Only a number is wanted: how many lines in the records below contain "this"?
## Begin RECORDED INFORMATION
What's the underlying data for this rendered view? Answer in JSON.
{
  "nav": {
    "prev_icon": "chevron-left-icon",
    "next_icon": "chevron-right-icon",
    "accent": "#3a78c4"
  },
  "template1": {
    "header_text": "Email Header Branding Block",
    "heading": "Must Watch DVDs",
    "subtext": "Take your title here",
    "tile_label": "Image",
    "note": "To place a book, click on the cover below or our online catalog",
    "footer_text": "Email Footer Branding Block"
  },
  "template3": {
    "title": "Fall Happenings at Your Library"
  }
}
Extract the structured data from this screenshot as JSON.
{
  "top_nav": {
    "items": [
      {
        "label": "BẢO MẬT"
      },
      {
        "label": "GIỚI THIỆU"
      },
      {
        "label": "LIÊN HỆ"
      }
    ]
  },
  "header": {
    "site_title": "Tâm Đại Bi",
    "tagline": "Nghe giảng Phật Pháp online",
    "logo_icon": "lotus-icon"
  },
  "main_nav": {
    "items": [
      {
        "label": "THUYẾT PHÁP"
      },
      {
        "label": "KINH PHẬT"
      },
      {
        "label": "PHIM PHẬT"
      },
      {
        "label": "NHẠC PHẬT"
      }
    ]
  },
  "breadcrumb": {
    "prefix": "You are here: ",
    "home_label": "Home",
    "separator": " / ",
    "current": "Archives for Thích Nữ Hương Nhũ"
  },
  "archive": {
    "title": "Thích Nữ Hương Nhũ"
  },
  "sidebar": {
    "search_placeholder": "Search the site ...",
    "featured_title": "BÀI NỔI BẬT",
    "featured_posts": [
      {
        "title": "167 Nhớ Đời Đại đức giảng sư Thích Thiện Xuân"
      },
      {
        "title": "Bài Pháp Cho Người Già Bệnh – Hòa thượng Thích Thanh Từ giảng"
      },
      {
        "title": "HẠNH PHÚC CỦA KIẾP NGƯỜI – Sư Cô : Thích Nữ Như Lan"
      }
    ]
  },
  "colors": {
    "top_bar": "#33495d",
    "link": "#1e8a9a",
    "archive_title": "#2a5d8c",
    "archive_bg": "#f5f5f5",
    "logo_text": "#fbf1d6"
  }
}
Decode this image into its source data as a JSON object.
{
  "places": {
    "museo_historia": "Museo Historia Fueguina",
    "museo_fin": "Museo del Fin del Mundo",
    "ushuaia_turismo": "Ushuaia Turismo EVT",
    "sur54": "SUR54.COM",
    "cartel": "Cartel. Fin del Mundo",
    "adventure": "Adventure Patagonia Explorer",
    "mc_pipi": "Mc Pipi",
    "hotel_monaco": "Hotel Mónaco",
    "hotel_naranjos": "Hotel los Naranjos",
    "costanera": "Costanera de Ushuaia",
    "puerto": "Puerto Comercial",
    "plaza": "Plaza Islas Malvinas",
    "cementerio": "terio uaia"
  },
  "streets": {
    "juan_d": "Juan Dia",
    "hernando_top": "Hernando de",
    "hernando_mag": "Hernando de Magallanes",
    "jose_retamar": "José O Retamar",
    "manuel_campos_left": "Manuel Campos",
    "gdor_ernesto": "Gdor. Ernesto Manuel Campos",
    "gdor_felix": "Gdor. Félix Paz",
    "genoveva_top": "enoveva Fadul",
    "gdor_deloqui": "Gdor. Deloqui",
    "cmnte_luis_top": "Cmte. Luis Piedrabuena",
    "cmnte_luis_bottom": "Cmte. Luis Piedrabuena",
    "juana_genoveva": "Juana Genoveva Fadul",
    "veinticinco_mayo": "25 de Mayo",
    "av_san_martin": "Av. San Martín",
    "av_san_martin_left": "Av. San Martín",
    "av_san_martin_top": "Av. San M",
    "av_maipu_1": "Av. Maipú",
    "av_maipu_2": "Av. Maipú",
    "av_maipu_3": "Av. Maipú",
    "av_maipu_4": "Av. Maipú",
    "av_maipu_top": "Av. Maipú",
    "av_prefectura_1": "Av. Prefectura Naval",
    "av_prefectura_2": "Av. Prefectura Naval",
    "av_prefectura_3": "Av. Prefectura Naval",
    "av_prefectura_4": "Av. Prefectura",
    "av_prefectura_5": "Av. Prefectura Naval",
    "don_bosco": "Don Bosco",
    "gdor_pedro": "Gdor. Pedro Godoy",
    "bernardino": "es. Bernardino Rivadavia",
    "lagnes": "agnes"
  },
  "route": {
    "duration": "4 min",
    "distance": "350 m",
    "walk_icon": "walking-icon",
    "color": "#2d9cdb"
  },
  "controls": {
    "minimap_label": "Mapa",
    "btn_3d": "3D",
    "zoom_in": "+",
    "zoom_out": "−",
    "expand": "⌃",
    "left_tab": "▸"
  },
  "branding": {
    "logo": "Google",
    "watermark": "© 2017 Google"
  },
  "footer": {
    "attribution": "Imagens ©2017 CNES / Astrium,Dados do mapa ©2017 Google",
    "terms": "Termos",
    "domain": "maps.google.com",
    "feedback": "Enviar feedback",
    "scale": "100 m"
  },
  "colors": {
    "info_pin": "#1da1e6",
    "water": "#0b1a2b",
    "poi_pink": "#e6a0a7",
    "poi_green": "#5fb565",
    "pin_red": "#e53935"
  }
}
## End RECORDED INFORMATION
#### RESULT OF THE EXERCISE
3